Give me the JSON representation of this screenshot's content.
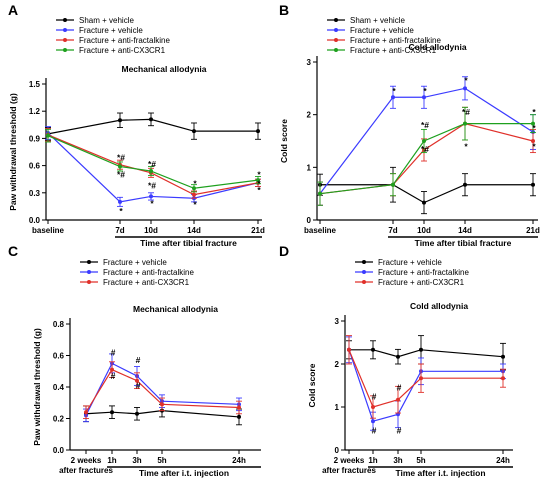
{
  "chart_data": [
    {
      "panel": "A",
      "type": "line",
      "title": "Mechanical allodynia",
      "ylabel": "Paw withdrawal threshold (g)",
      "xlabel": "Time after tibial fracture",
      "ylim": [
        0,
        1.5
      ],
      "yticks": [
        "0.0",
        "0.3",
        "0.6",
        "0.9",
        "1.2",
        "1.5"
      ],
      "x_labels": [
        "baseline",
        "7d",
        "10d",
        "14d",
        "21d"
      ],
      "legend": "top-left",
      "series": [
        {
          "name": "Sham + vehicle",
          "color": "#000000",
          "marker": "circle",
          "x": [
            0,
            7,
            10,
            14,
            21
          ],
          "y": [
            0.95,
            1.1,
            1.11,
            0.98,
            0.98
          ],
          "err": [
            0.07,
            0.08,
            0.07,
            0.09,
            0.09
          ]
        },
        {
          "name": "Fracture + vehicle",
          "color": "#3b3bff",
          "marker": "circle",
          "x": [
            0,
            7,
            10,
            14,
            21
          ],
          "y": [
            0.96,
            0.2,
            0.26,
            0.24,
            0.41
          ],
          "err": [
            0.07,
            0.05,
            0.04,
            0.04,
            0.04
          ]
        },
        {
          "name": "Fracture + anti-fractalkine",
          "color": "#e0302a",
          "marker": "circle",
          "x": [
            0,
            7,
            10,
            14,
            21
          ],
          "y": [
            0.94,
            0.61,
            0.52,
            0.28,
            0.41
          ],
          "err": [
            0.07,
            0.05,
            0.05,
            0.04,
            0.04
          ]
        },
        {
          "name": "Fracture + anti-CX3CR1",
          "color": "#1ea01e",
          "marker": "circle",
          "x": [
            0,
            7,
            10,
            14,
            21
          ],
          "y": [
            0.93,
            0.59,
            0.54,
            0.35,
            0.44
          ],
          "err": [
            0.07,
            0.05,
            0.05,
            0.04,
            0.04
          ]
        }
      ],
      "annotations": [
        {
          "text": "*#",
          "x": 7,
          "y": 0.69
        },
        {
          "text": "*#",
          "x": 7,
          "y": 0.5
        },
        {
          "text": "*",
          "x": 7,
          "y": 0.1
        },
        {
          "text": "*#",
          "x": 10,
          "y": 0.62
        },
        {
          "text": "*#",
          "x": 10,
          "y": 0.38
        },
        {
          "text": "*",
          "x": 10,
          "y": 0.18
        },
        {
          "text": "*",
          "x": 14,
          "y": 0.4
        },
        {
          "text": "*",
          "x": 14,
          "y": 0.17
        },
        {
          "text": "*",
          "x": 21,
          "y": 0.5
        },
        {
          "text": "*",
          "x": 21,
          "y": 0.4
        },
        {
          "text": "*",
          "x": 21,
          "y": 0.33
        }
      ]
    },
    {
      "panel": "B",
      "type": "line",
      "title": "Cold allodynia",
      "ylabel": "Cold score",
      "xlabel": "Time after tibial fracture",
      "ylim": [
        0,
        3
      ],
      "yticks": [
        "0",
        "1",
        "2",
        "3"
      ],
      "x_labels": [
        "baseline",
        "7d",
        "10d",
        "14d",
        "21d"
      ],
      "legend": "top-left",
      "series": [
        {
          "name": "Sham + vehicle",
          "color": "#000000",
          "marker": "circle",
          "x": [
            0,
            7,
            10,
            14,
            21
          ],
          "y": [
            0.67,
            0.67,
            0.33,
            0.67,
            0.67
          ],
          "err": [
            0.2,
            0.33,
            0.21,
            0.21,
            0.21
          ]
        },
        {
          "name": "Fracture + vehicle",
          "color": "#3b3bff",
          "marker": "circle",
          "x": [
            0,
            7,
            10,
            14,
            21
          ],
          "y": [
            0.5,
            2.33,
            2.33,
            2.5,
            1.67
          ],
          "err": [
            0.22,
            0.21,
            0.21,
            0.22,
            0.33
          ]
        },
        {
          "name": "Fracture + anti-fractalkine",
          "color": "#e0302a",
          "marker": "circle",
          "x": [
            0,
            7,
            10,
            14,
            21
          ],
          "y": [
            0.5,
            0.67,
            1.33,
            1.83,
            1.5
          ],
          "err": [
            0.22,
            0.21,
            0.21,
            0.31,
            0.22
          ]
        },
        {
          "name": "Fracture + anti-CX3CR1",
          "color": "#1ea01e",
          "marker": "circle",
          "x": [
            0,
            7,
            10,
            14,
            21
          ],
          "y": [
            0.5,
            0.67,
            1.5,
            1.83,
            1.83
          ],
          "err": [
            0.22,
            0.21,
            0.22,
            0.31,
            0.17
          ]
        }
      ],
      "annotations": [
        {
          "text": "*",
          "x": 7,
          "y": 2.45
        },
        {
          "text": "*",
          "x": 10,
          "y": 2.45
        },
        {
          "text": "*",
          "x": 14,
          "y": 2.65
        },
        {
          "text": "*#",
          "x": 10,
          "y": 1.8
        },
        {
          "text": "*#",
          "x": 10,
          "y": 1.35
        },
        {
          "text": "*#",
          "x": 14,
          "y": 2.05
        },
        {
          "text": "*",
          "x": 14,
          "y": 1.4
        },
        {
          "text": "*",
          "x": 21,
          "y": 2.05
        },
        {
          "text": "*",
          "x": 21,
          "y": 1.75
        },
        {
          "text": "*",
          "x": 21,
          "y": 1.4
        }
      ]
    },
    {
      "panel": "C",
      "type": "line",
      "title": "Mechanical allodynia",
      "ylabel": "Paw withdrawal threshold (g)",
      "xlabel": "Time after i.t. injection",
      "ylim": [
        0,
        0.8
      ],
      "yticks": [
        "0.0",
        "0.2",
        "0.4",
        "0.6",
        "0.8"
      ],
      "x_labels": [
        "2 weeks\nafter fractures",
        "1h",
        "3h",
        "5h",
        "24h"
      ],
      "legend": "top-left",
      "series": [
        {
          "name": "Fracture + vehicle",
          "color": "#000000",
          "marker": "circle",
          "x": [
            0,
            1,
            3,
            5,
            24
          ],
          "y": [
            0.23,
            0.24,
            0.23,
            0.25,
            0.21
          ],
          "err": [
            0.05,
            0.04,
            0.04,
            0.04,
            0.05
          ]
        },
        {
          "name": "Fracture + anti-fractalkine",
          "color": "#3b3bff",
          "marker": "circle",
          "x": [
            0,
            1,
            3,
            5,
            24
          ],
          "y": [
            0.22,
            0.55,
            0.47,
            0.31,
            0.29
          ],
          "err": [
            0.04,
            0.06,
            0.06,
            0.04,
            0.04
          ]
        },
        {
          "name": "Fracture + anti-CX3CR1",
          "color": "#e0302a",
          "marker": "circle",
          "x": [
            0,
            1,
            3,
            5,
            24
          ],
          "y": [
            0.24,
            0.51,
            0.44,
            0.29,
            0.27
          ],
          "err": [
            0.04,
            0.05,
            0.05,
            0.04,
            0.04
          ]
        }
      ],
      "annotations": [
        {
          "text": "#",
          "x": 1,
          "y": 0.62
        },
        {
          "text": "#",
          "x": 1,
          "y": 0.47
        },
        {
          "text": "#",
          "x": 3,
          "y": 0.57
        },
        {
          "text": "#",
          "x": 3,
          "y": 0.41
        }
      ]
    },
    {
      "panel": "D",
      "type": "line",
      "title": "Cold allodynia",
      "ylabel": "Cold score",
      "xlabel": "Time after i.t. injection",
      "ylim": [
        0,
        3
      ],
      "yticks": [
        "0",
        "1",
        "2",
        "3"
      ],
      "x_labels": [
        "2 weeks\nafter fractures",
        "1h",
        "3h",
        "5h",
        "24h"
      ],
      "legend": "top-left",
      "series": [
        {
          "name": "Fracture + vehicle",
          "color": "#000000",
          "marker": "circle",
          "x": [
            0,
            1,
            3,
            5,
            24
          ],
          "y": [
            2.33,
            2.33,
            2.17,
            2.33,
            2.17
          ],
          "err": [
            0.21,
            0.21,
            0.17,
            0.33,
            0.31
          ]
        },
        {
          "name": "Fracture + anti-fractalkine",
          "color": "#3b3bff",
          "marker": "circle",
          "x": [
            0,
            1,
            3,
            5,
            24
          ],
          "y": [
            2.33,
            0.67,
            0.83,
            1.83,
            1.83
          ],
          "err": [
            0.3,
            0.21,
            0.31,
            0.31,
            0.17
          ]
        },
        {
          "name": "Fracture + anti-CX3CR1",
          "color": "#e0302a",
          "marker": "circle",
          "x": [
            0,
            1,
            3,
            5,
            24
          ],
          "y": [
            2.33,
            1.0,
            1.17,
            1.67,
            1.67
          ],
          "err": [
            0.33,
            0.26,
            0.31,
            0.33,
            0.21
          ]
        }
      ],
      "annotations": [
        {
          "text": "#",
          "x": 1,
          "y": 1.25
        },
        {
          "text": "#",
          "x": 1,
          "y": 0.45
        },
        {
          "text": "#",
          "x": 3,
          "y": 1.45
        },
        {
          "text": "#",
          "x": 3,
          "y": 0.45
        }
      ]
    }
  ]
}
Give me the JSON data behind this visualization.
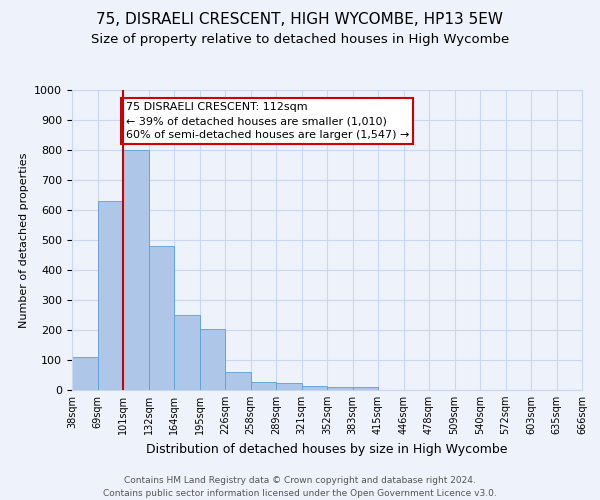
{
  "title": "75, DISRAELI CRESCENT, HIGH WYCOMBE, HP13 5EW",
  "subtitle": "Size of property relative to detached houses in High Wycombe",
  "xlabel": "Distribution of detached houses by size in High Wycombe",
  "ylabel": "Number of detached properties",
  "bar_values": [
    110,
    630,
    800,
    480,
    250,
    205,
    60,
    28,
    22,
    15,
    10,
    10,
    0,
    0,
    0,
    0,
    0,
    0,
    0,
    0
  ],
  "bar_labels": [
    "38sqm",
    "69sqm",
    "101sqm",
    "132sqm",
    "164sqm",
    "195sqm",
    "226sqm",
    "258sqm",
    "289sqm",
    "321sqm",
    "352sqm",
    "383sqm",
    "415sqm",
    "446sqm",
    "478sqm",
    "509sqm",
    "540sqm",
    "572sqm",
    "603sqm",
    "635sqm",
    "666sqm"
  ],
  "bar_color": "#aec6e8",
  "bar_edge_color": "#5a9fd4",
  "vline_x": 2,
  "vline_color": "#cc0000",
  "annotation_text": "75 DISRAELI CRESCENT: 112sqm\n← 39% of detached houses are smaller (1,010)\n60% of semi-detached houses are larger (1,547) →",
  "annotation_box_color": "#ffffff",
  "annotation_box_edge": "#cc0000",
  "ylim": [
    0,
    1000
  ],
  "yticks": [
    0,
    100,
    200,
    300,
    400,
    500,
    600,
    700,
    800,
    900,
    1000
  ],
  "footer": "Contains HM Land Registry data © Crown copyright and database right 2024.\nContains public sector information licensed under the Open Government Licence v3.0.",
  "background_color": "#eef2fa",
  "grid_color": "#c8d8f0",
  "title_fontsize": 11,
  "subtitle_fontsize": 9.5,
  "annotation_fontsize": 8,
  "ylabel_fontsize": 8,
  "xlabel_fontsize": 9,
  "footer_fontsize": 6.5
}
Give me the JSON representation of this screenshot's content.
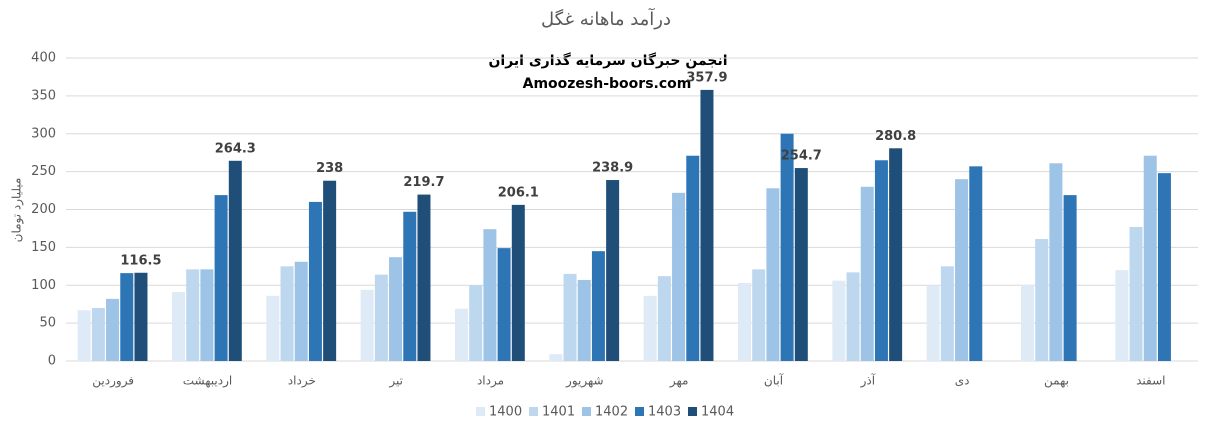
{
  "chart_data": {
    "type": "bar",
    "title": "درآمد ماهانه غگل",
    "annotations": [
      "انجمن خبرگان سرمایه گذاری ایران",
      "Amoozesh-boors.com"
    ],
    "y_label": "میلیارد تومان",
    "categories": [
      "فروردین",
      "اردیبهشت",
      "خرداد",
      "تیر",
      "مرداد",
      "شهریور",
      "مهر",
      "آبان",
      "آذر",
      "دی",
      "بهمن",
      "اسفند"
    ],
    "series": [
      {
        "name": "1400",
        "color": "#deebf7",
        "values": [
          67,
          91,
          86,
          94,
          69,
          9,
          86,
          103,
          106,
          100,
          101,
          120
        ]
      },
      {
        "name": "1401",
        "color": "#bdd7ee",
        "values": [
          70,
          121,
          125,
          114,
          100,
          115,
          112,
          121,
          117,
          125,
          161,
          177
        ]
      },
      {
        "name": "1402",
        "color": "#9dc3e6",
        "values": [
          82,
          121,
          131,
          137,
          174,
          107,
          222,
          228,
          230,
          240,
          261,
          271
        ]
      },
      {
        "name": "1403",
        "color": "#2e75b6",
        "values": [
          116,
          219,
          210,
          197,
          149,
          145,
          271,
          300,
          265,
          257,
          219,
          248
        ]
      },
      {
        "name": "1404",
        "color": "#1f4e79",
        "values": [
          116.5,
          264.3,
          238,
          219.7,
          206.1,
          238.9,
          357.9,
          254.7,
          280.8,
          null,
          null,
          null
        ],
        "show_labels": true
      }
    ],
    "ylim": [
      0,
      400
    ],
    "yticks": [
      0,
      50,
      100,
      150,
      200,
      250,
      300,
      350,
      400
    ],
    "grid": true,
    "legend": "bottom"
  }
}
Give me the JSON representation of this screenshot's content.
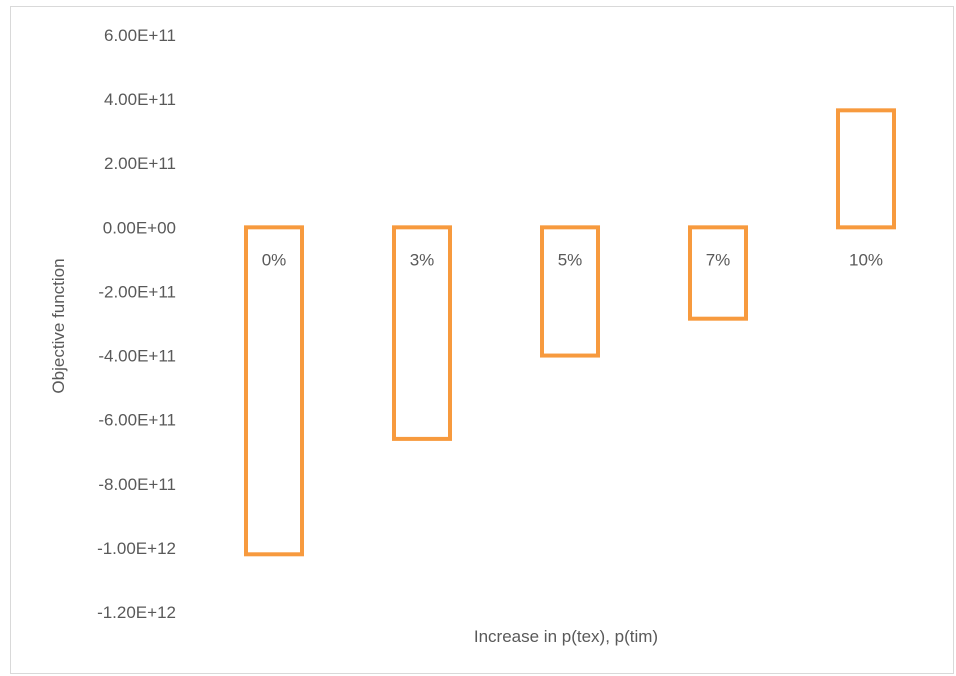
{
  "chart_data": {
    "type": "bar",
    "categories": [
      "0%",
      "3%",
      "5%",
      "7%",
      "10%"
    ],
    "values": [
      -1020000000000.0,
      -660000000000.0,
      -400000000000.0,
      -285000000000.0,
      365000000000.0
    ],
    "xlabel": "Increase in p(tex), p(tim)",
    "ylabel": "Objective function",
    "ylim": [
      -1200000000000.0,
      600000000000.0
    ],
    "ytick_labels": [
      "6.00E+11",
      "4.00E+11",
      "2.00E+11",
      "0.00E+00",
      "-2.00E+11",
      "-4.00E+11",
      "-6.00E+11",
      "-8.00E+11",
      "-1.00E+12",
      "-1.20E+12"
    ],
    "grid": false,
    "bar_style": "outline",
    "bar_color": "#f79a3e",
    "text_color": "#595959"
  }
}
----
• TASK DETAILS
Only the number is wanted: how many lines of the data contain the word "CRESCENT"?

• TASK SOLUTION
2